• [YOUR INSTRUCTIONS] In the records below, find each line containing the word "title" and copy it.

+ + + + + + +

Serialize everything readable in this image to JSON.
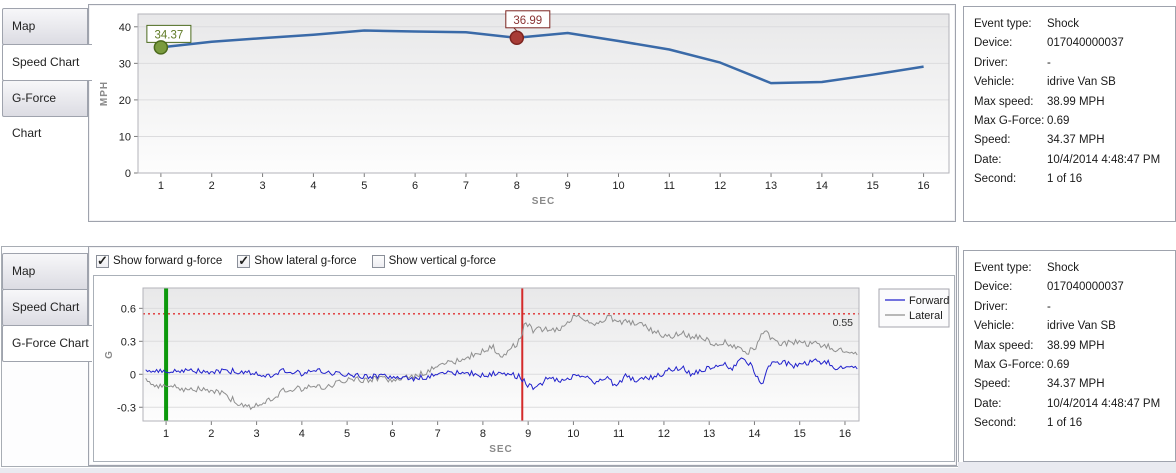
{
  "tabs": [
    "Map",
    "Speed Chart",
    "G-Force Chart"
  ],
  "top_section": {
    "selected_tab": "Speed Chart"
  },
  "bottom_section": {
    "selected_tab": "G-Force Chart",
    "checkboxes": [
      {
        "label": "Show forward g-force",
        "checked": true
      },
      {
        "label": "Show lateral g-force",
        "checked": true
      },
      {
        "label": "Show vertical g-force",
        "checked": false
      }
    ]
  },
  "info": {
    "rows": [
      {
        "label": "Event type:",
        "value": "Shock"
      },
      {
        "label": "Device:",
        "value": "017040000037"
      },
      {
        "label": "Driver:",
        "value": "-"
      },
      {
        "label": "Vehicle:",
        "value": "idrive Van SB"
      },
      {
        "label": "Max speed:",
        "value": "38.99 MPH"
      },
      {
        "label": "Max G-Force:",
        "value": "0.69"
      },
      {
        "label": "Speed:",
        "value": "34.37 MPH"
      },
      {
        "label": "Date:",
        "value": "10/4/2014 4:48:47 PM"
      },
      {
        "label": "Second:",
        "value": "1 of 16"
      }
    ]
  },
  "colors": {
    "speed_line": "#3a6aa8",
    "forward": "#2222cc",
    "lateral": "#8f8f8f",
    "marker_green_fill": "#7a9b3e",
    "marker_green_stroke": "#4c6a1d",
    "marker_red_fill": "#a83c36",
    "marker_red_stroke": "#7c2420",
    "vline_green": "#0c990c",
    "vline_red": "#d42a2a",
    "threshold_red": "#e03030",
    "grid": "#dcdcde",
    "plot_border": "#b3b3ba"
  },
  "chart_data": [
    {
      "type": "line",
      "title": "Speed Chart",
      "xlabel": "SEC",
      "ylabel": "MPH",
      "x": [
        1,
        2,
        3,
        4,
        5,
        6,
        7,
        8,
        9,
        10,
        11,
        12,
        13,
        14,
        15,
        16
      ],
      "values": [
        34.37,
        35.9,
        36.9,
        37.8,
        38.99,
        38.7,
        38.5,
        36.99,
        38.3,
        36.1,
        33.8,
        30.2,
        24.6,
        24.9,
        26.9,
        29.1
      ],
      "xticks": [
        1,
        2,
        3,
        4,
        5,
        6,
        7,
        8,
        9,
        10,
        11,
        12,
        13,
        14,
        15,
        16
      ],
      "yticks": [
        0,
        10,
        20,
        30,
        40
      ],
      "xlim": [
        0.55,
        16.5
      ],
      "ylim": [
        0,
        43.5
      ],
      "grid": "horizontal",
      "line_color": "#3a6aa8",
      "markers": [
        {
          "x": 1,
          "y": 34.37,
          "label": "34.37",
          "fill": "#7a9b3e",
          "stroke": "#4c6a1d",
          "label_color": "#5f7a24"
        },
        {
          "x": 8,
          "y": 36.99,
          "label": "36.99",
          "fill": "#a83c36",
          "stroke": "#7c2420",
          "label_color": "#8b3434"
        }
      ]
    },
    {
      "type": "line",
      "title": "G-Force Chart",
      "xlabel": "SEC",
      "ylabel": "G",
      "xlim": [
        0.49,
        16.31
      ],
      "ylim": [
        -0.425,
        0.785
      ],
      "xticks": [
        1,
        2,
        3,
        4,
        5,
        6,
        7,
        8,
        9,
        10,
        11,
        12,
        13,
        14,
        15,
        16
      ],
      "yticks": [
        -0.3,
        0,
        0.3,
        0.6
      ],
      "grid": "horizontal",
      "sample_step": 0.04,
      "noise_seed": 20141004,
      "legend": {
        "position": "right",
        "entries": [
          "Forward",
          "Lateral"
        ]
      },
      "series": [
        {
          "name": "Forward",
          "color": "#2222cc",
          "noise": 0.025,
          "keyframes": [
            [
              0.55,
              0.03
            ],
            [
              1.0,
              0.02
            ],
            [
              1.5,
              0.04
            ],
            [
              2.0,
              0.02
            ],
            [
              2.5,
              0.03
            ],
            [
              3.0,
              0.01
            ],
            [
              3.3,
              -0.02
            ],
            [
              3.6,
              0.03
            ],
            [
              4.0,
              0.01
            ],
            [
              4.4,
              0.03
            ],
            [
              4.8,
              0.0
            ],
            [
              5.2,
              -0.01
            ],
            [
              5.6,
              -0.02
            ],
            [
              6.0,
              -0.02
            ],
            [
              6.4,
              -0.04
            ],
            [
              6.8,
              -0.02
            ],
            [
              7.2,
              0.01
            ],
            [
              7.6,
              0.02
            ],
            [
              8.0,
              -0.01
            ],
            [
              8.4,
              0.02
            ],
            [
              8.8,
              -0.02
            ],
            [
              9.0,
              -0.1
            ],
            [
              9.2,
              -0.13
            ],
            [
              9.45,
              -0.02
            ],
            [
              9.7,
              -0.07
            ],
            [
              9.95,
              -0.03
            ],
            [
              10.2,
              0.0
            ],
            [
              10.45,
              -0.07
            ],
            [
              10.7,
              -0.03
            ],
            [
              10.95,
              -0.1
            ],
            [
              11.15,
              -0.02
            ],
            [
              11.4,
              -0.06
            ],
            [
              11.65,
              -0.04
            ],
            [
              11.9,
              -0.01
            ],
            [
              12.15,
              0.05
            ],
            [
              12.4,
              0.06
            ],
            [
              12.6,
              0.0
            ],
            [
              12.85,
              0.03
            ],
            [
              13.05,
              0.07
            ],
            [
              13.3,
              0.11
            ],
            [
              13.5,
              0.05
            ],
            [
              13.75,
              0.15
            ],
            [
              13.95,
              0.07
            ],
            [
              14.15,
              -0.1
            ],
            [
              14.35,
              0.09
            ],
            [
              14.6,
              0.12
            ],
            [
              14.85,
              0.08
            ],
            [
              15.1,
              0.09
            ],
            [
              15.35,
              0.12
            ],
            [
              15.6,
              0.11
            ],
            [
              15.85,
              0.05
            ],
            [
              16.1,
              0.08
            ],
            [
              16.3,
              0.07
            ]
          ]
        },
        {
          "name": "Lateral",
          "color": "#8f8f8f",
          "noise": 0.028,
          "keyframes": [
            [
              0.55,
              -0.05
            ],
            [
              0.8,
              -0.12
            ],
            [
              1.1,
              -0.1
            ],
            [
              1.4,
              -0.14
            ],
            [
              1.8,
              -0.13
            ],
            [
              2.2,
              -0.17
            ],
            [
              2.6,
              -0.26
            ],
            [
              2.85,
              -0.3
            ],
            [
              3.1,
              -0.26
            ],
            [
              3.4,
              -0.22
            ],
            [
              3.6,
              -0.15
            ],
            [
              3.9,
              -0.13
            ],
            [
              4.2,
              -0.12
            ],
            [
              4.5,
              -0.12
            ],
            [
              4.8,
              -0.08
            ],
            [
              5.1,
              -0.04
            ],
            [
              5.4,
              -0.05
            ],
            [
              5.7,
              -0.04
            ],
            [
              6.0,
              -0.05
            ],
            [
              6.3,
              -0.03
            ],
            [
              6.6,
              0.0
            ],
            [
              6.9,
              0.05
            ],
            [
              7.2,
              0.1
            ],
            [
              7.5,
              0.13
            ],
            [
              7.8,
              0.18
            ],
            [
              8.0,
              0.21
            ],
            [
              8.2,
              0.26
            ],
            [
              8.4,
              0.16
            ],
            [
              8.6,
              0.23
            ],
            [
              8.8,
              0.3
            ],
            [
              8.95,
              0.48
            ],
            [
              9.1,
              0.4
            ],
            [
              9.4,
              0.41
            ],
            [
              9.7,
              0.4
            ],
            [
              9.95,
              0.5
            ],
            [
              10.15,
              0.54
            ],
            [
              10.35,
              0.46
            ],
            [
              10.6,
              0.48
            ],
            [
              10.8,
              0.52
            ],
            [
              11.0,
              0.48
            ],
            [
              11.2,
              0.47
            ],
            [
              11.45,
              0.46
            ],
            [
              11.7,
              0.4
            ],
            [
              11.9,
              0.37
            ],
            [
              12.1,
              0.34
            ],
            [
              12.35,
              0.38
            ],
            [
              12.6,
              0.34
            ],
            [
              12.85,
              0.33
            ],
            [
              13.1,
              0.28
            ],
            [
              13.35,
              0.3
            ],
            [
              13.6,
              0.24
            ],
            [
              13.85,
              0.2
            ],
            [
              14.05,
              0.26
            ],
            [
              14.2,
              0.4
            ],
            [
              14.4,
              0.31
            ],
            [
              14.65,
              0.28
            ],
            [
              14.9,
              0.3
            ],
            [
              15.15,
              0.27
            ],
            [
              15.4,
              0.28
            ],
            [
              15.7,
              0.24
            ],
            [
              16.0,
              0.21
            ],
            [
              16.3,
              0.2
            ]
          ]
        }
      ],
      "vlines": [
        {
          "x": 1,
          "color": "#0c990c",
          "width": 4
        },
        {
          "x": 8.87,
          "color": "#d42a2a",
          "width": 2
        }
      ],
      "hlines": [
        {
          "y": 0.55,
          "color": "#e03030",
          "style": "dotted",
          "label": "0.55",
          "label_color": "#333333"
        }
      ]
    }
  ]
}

+ + + + + + +

• [IN RESPONSE]
      "title": "Speed Chart",
      "title": "G-Force Chart",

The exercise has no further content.